__Extracts from a graphics dataset__
○ ○ ○ ○ ○ ○ ○

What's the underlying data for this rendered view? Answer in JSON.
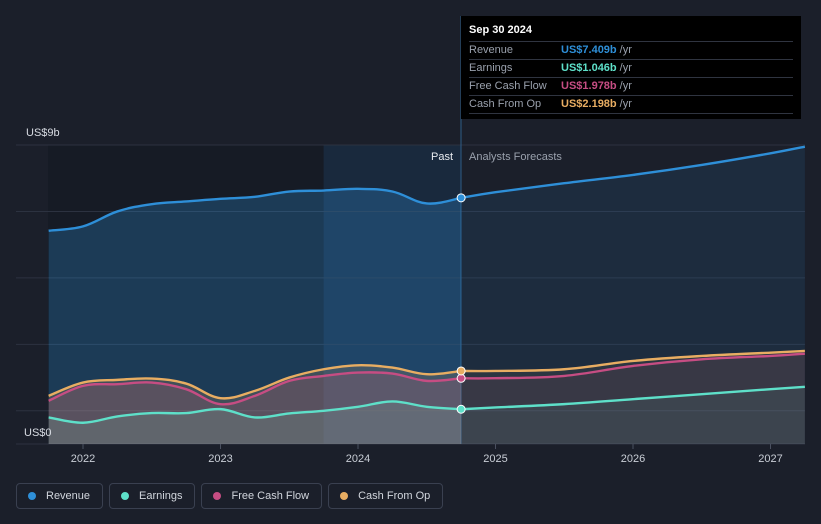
{
  "chart_data": {
    "type": "area",
    "y_tick_top": "US$9b",
    "y_tick_bottom": "US$0",
    "ylim": [
      0,
      9
    ],
    "xlim": [
      2021.7,
      2027.25
    ],
    "x_ticks": [
      "2022",
      "2023",
      "2024",
      "2025",
      "2026",
      "2027"
    ],
    "x_tick_values": [
      2022,
      2023,
      2024,
      2025,
      2026,
      2027
    ],
    "past_label": "Past",
    "forecast_label": "Analysts Forecasts",
    "divider_x": 2024.75,
    "grid": true,
    "series": [
      {
        "name": "Revenue",
        "color": "#2e8fd8",
        "x": [
          2021.75,
          2022.0,
          2022.25,
          2022.5,
          2022.75,
          2023.0,
          2023.25,
          2023.5,
          2023.75,
          2024.0,
          2024.25,
          2024.5,
          2024.75
        ],
        "values": [
          6.42,
          6.55,
          7.0,
          7.22,
          7.3,
          7.38,
          7.44,
          7.6,
          7.63,
          7.68,
          7.6,
          7.24,
          7.409
        ],
        "forecast_x": [
          2024.75,
          2025.0,
          2025.5,
          2026.0,
          2026.5,
          2027.0,
          2027.25
        ],
        "forecast_values": [
          7.409,
          7.58,
          7.85,
          8.1,
          8.4,
          8.75,
          8.95
        ]
      },
      {
        "name": "Earnings",
        "color": "#5ee0c9",
        "x": [
          2021.75,
          2022.0,
          2022.25,
          2022.5,
          2022.75,
          2023.0,
          2023.25,
          2023.5,
          2023.75,
          2024.0,
          2024.25,
          2024.5,
          2024.75
        ],
        "values": [
          0.8,
          0.64,
          0.83,
          0.93,
          0.93,
          1.05,
          0.8,
          0.92,
          1.0,
          1.12,
          1.28,
          1.12,
          1.046
        ],
        "forecast_x": [
          2024.75,
          2025.0,
          2025.5,
          2026.0,
          2026.5,
          2027.0,
          2027.25
        ],
        "forecast_values": [
          1.046,
          1.1,
          1.2,
          1.35,
          1.5,
          1.65,
          1.72
        ]
      },
      {
        "name": "Free Cash Flow",
        "color": "#c64d83",
        "x": [
          2021.75,
          2022.0,
          2022.25,
          2022.5,
          2022.75,
          2023.0,
          2023.25,
          2023.5,
          2023.75,
          2024.0,
          2024.25,
          2024.5,
          2024.75
        ],
        "values": [
          1.3,
          1.75,
          1.8,
          1.85,
          1.65,
          1.2,
          1.45,
          1.9,
          2.05,
          2.15,
          2.12,
          1.9,
          1.978
        ],
        "forecast_x": [
          2024.75,
          2025.0,
          2025.5,
          2026.0,
          2026.5,
          2027.0,
          2027.25
        ],
        "forecast_values": [
          1.978,
          1.98,
          2.05,
          2.35,
          2.55,
          2.65,
          2.72
        ]
      },
      {
        "name": "Cash From Op",
        "color": "#e8ad62",
        "x": [
          2021.75,
          2022.0,
          2022.25,
          2022.5,
          2022.75,
          2023.0,
          2023.25,
          2023.5,
          2023.75,
          2024.0,
          2024.25,
          2024.5,
          2024.75
        ],
        "values": [
          1.45,
          1.85,
          1.93,
          1.97,
          1.82,
          1.38,
          1.6,
          2.0,
          2.25,
          2.37,
          2.3,
          2.1,
          2.198
        ],
        "forecast_x": [
          2024.75,
          2025.0,
          2025.5,
          2026.0,
          2026.5,
          2027.0,
          2027.25
        ],
        "forecast_values": [
          2.198,
          2.2,
          2.25,
          2.5,
          2.65,
          2.75,
          2.8
        ]
      }
    ]
  },
  "tooltip": {
    "date": "Sep 30 2024",
    "rows": [
      {
        "name": "Revenue",
        "value": "US$7.409b",
        "unit": "/yr",
        "color": "#2e8fd8"
      },
      {
        "name": "Earnings",
        "value": "US$1.046b",
        "unit": "/yr",
        "color": "#5ee0c9"
      },
      {
        "name": "Free Cash Flow",
        "value": "US$1.978b",
        "unit": "/yr",
        "color": "#c64d83"
      },
      {
        "name": "Cash From Op",
        "value": "US$2.198b",
        "unit": "/yr",
        "color": "#e8ad62"
      }
    ]
  },
  "legend": [
    {
      "label": "Revenue",
      "color": "#2e8fd8"
    },
    {
      "label": "Earnings",
      "color": "#5ee0c9"
    },
    {
      "label": "Free Cash Flow",
      "color": "#c64d83"
    },
    {
      "label": "Cash From Op",
      "color": "#e8ad62"
    }
  ]
}
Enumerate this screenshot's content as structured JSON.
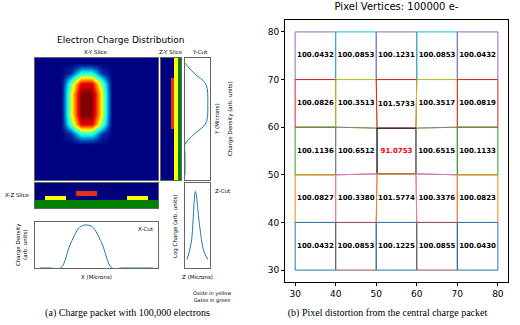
{
  "chart_data": [
    {
      "type": "composite",
      "title": "Electron Charge Distribution",
      "caption": "(a) Charge packet with 100,000 electrons",
      "tick_labels": false,
      "note": [
        "Oxide in yellow",
        "Gates in green"
      ],
      "panels": {
        "xy_slice": {
          "title": "X-Y Slice",
          "cells": [
            [
              0,
              0,
              0,
              0,
              0,
              0,
              0,
              0,
              0,
              0,
              0,
              0
            ],
            [
              0,
              0,
              0,
              0.1,
              0.4,
              0.4,
              0.1,
              0,
              0,
              0,
              0,
              0
            ],
            [
              0,
              0,
              0,
              0.5,
              0.9,
              0.9,
              0.5,
              0,
              0,
              0,
              0,
              0
            ],
            [
              0,
              0,
              0,
              0.6,
              1,
              1,
              0.6,
              0,
              0,
              0,
              0,
              0
            ],
            [
              0,
              0,
              0,
              0.6,
              1,
              1,
              0.6,
              0,
              0,
              0,
              0,
              0
            ],
            [
              0,
              0,
              0,
              0.6,
              1,
              1,
              0.6,
              0,
              0,
              0,
              0,
              0
            ],
            [
              0,
              0,
              0,
              0.5,
              0.9,
              0.9,
              0.5,
              0,
              0,
              0,
              0,
              0
            ],
            [
              0,
              0,
              0,
              0.1,
              0.4,
              0.4,
              0.1,
              0,
              0,
              0,
              0,
              0
            ],
            [
              0,
              0,
              0,
              0,
              0,
              0,
              0,
              0,
              0,
              0,
              0,
              0
            ],
            [
              0,
              0,
              0,
              0,
              0,
              0,
              0,
              0,
              0,
              0,
              0,
              0
            ],
            [
              0,
              0,
              0,
              0,
              0,
              0,
              0,
              0,
              0,
              0,
              0,
              0
            ],
            [
              0,
              0,
              0,
              0,
              0,
              0,
              0,
              0,
              0,
              0,
              0,
              0
            ]
          ]
        },
        "zy_slice": {
          "title": "Z-Y Slice",
          "cells": [
            [
              0,
              0,
              0,
              0,
              2,
              3
            ],
            [
              0,
              0,
              0,
              0,
              2,
              3
            ],
            [
              0,
              0,
              0,
              1,
              2,
              3
            ],
            [
              0,
              0,
              0,
              1,
              2,
              3
            ],
            [
              0,
              0,
              0,
              1,
              2,
              3
            ],
            [
              0,
              0,
              0,
              1,
              2,
              3
            ],
            [
              0,
              0,
              0,
              1,
              2,
              3
            ],
            [
              0,
              0,
              0,
              0,
              2,
              3
            ],
            [
              0,
              0,
              0,
              0,
              2,
              3
            ],
            [
              0,
              0,
              0,
              0,
              2,
              3
            ],
            [
              0,
              0,
              0,
              0,
              2,
              3
            ],
            [
              0,
              0,
              0,
              0,
              2,
              3
            ]
          ]
        },
        "xz_slice": {
          "title": "X-Z Slice",
          "cells": [
            [
              0,
              0,
              0,
              0,
              0,
              0,
              0,
              0,
              0,
              0,
              0,
              0
            ],
            [
              0,
              0,
              0,
              0,
              0,
              0,
              0,
              0,
              0,
              0,
              0,
              0
            ],
            [
              0,
              0,
              0,
              0,
              1,
              1,
              0,
              0,
              0,
              0,
              0,
              0
            ],
            [
              0,
              2,
              2,
              0,
              0,
              0,
              0,
              0,
              0,
              2,
              2,
              0
            ],
            [
              3,
              3,
              3,
              3,
              3,
              3,
              3,
              3,
              3,
              3,
              3,
              3
            ],
            [
              3,
              3,
              3,
              3,
              3,
              3,
              3,
              3,
              3,
              3,
              3,
              3
            ]
          ]
        },
        "y_cut": {
          "title": "Y-Cut",
          "xlabel": "Charge Density (arb. units)",
          "ylabel": "Y (Microns)",
          "y": [
            0,
            1,
            2,
            3,
            4,
            5,
            6,
            7,
            8,
            9,
            10,
            11
          ],
          "values": [
            0,
            0.4,
            0.9,
            1,
            1,
            1,
            0.9,
            0.4,
            0,
            0,
            0,
            0
          ],
          "xlim": [
            0,
            1.1
          ],
          "ylim": [
            -0.5,
            11.5
          ]
        },
        "x_cut": {
          "title": "X-Cut",
          "xlabel": "X (Microns)",
          "ylabel": "Charge Density (arb. units)",
          "x": [
            0,
            1,
            2,
            3,
            4,
            5,
            6,
            7,
            8,
            9,
            10,
            11
          ],
          "values": [
            0,
            0,
            0,
            0.6,
            1,
            1,
            0.6,
            0,
            0,
            0,
            0,
            0
          ],
          "xlim": [
            -0.5,
            11.5
          ],
          "ylim": [
            0,
            1.1
          ]
        },
        "z_cut": {
          "title": "Z-Cut",
          "xlabel": "Z (Microns)",
          "ylabel": "Log Charge (arb. units)",
          "x": [
            0,
            1,
            2,
            3,
            4,
            5
          ],
          "values": [
            -8,
            -6,
            0,
            -4,
            -7,
            -8
          ],
          "xlim": [
            -0.5,
            5.5
          ],
          "ylim": [
            -9,
            1
          ]
        }
      }
    },
    {
      "type": "polygon",
      "title": "Pixel Vertices: 100000 e-",
      "caption": "(b) Pixel distortion from the central charge packet",
      "xlim": [
        27.5,
        82.5
      ],
      "ylim": [
        27.5,
        82.5
      ],
      "xticks": [
        30,
        40,
        50,
        60,
        70,
        80
      ],
      "yticks": [
        30,
        40,
        50,
        60,
        70,
        80
      ],
      "grid": false,
      "data_labels": true,
      "vertex_x": [
        [
          30,
          40,
          50,
          60,
          70,
          80
        ],
        [
          30,
          40,
          50,
          60,
          70,
          80
        ],
        [
          30,
          40,
          50.2,
          59.8,
          70,
          80
        ],
        [
          30,
          40,
          50.2,
          59.8,
          70,
          80
        ],
        [
          30,
          40,
          50,
          60,
          70,
          80
        ],
        [
          30,
          40,
          50,
          60,
          70,
          80
        ]
      ],
      "vertex_y": [
        [
          80,
          80,
          80,
          80,
          80,
          80
        ],
        [
          70,
          70,
          70,
          70,
          70,
          70
        ],
        [
          60,
          60,
          59.8,
          59.8,
          60,
          60
        ],
        [
          50,
          50,
          50.2,
          50.2,
          50,
          50
        ],
        [
          40,
          40,
          40,
          40,
          40,
          40
        ],
        [
          30,
          30,
          30,
          30,
          30,
          30
        ]
      ],
      "values": [
        [
          100.0432,
          100.0853,
          100.1231,
          100.0853,
          100.0432
        ],
        [
          100.0826,
          100.3513,
          101.5733,
          100.3517,
          100.0819
        ],
        [
          100.1136,
          100.6512,
          91.0753,
          100.6515,
          100.1133
        ],
        [
          100.0827,
          100.338,
          101.5774,
          100.3376,
          100.0823
        ],
        [
          100.0432,
          100.0853,
          100.1225,
          100.0855,
          100.043
        ]
      ],
      "value_labels": [
        [
          "100.0432",
          "100.0853",
          "100.1231",
          "100.0853",
          "100.0432"
        ],
        [
          "100.0826",
          "100.3513",
          "101.5733",
          "100.3517",
          "100.0819"
        ],
        [
          "100.1136",
          "100.6512",
          "91.0753",
          "100.6515",
          "100.1133"
        ],
        [
          "100.0827",
          "100.3380",
          "101.5774",
          "100.3376",
          "100.0823"
        ],
        [
          "100.0432",
          "100.0853",
          "100.1225",
          "100.0855",
          "100.0430"
        ]
      ],
      "colors": [
        [
          "#9467bd",
          "#17becf",
          "#9467bd",
          "#17becf",
          "#9467bd"
        ],
        [
          "#d62728",
          "#bcbd22",
          "#d62728",
          "#bcbd22",
          "#d62728"
        ],
        [
          "#2ca02c",
          "#7f7f7f",
          "#000000",
          "#7f7f7f",
          "#2ca02c"
        ],
        [
          "#ff7f0e",
          "#e377c2",
          "#ff7f0e",
          "#e377c2",
          "#ff7f0e"
        ],
        [
          "#1f77b4",
          "#8c564b",
          "#1f77b4",
          "#8c564b",
          "#1f77b4"
        ]
      ]
    }
  ]
}
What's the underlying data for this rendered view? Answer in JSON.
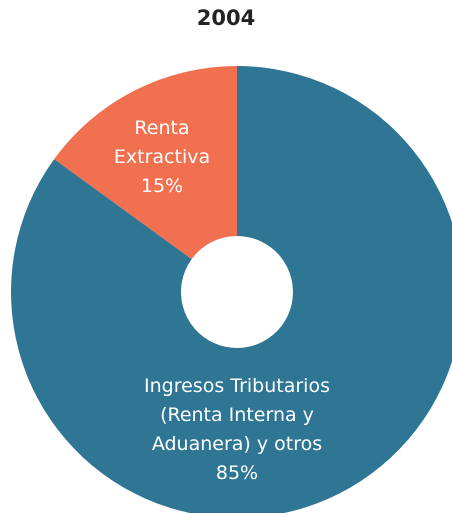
{
  "chart_data": {
    "type": "donut",
    "title": "2004",
    "categories": [
      "Ingresos Tributarios (Renta Interna y Aduanera) y otros",
      "Renta Extractiva"
    ],
    "values": [
      85,
      15
    ],
    "value_labels": [
      "85%",
      "15%"
    ],
    "colors": [
      "#2e7694",
      "#f17050"
    ]
  }
}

○ ○ ○ ○ ○ ○ ○

__THE TASK__
From the listing above, copy out each line where the word "Density" appears.

__ANSWER BELOW__
          "xlabel": "Charge Density (arb. units)",
          "ylabel": "Charge Density (arb. units)",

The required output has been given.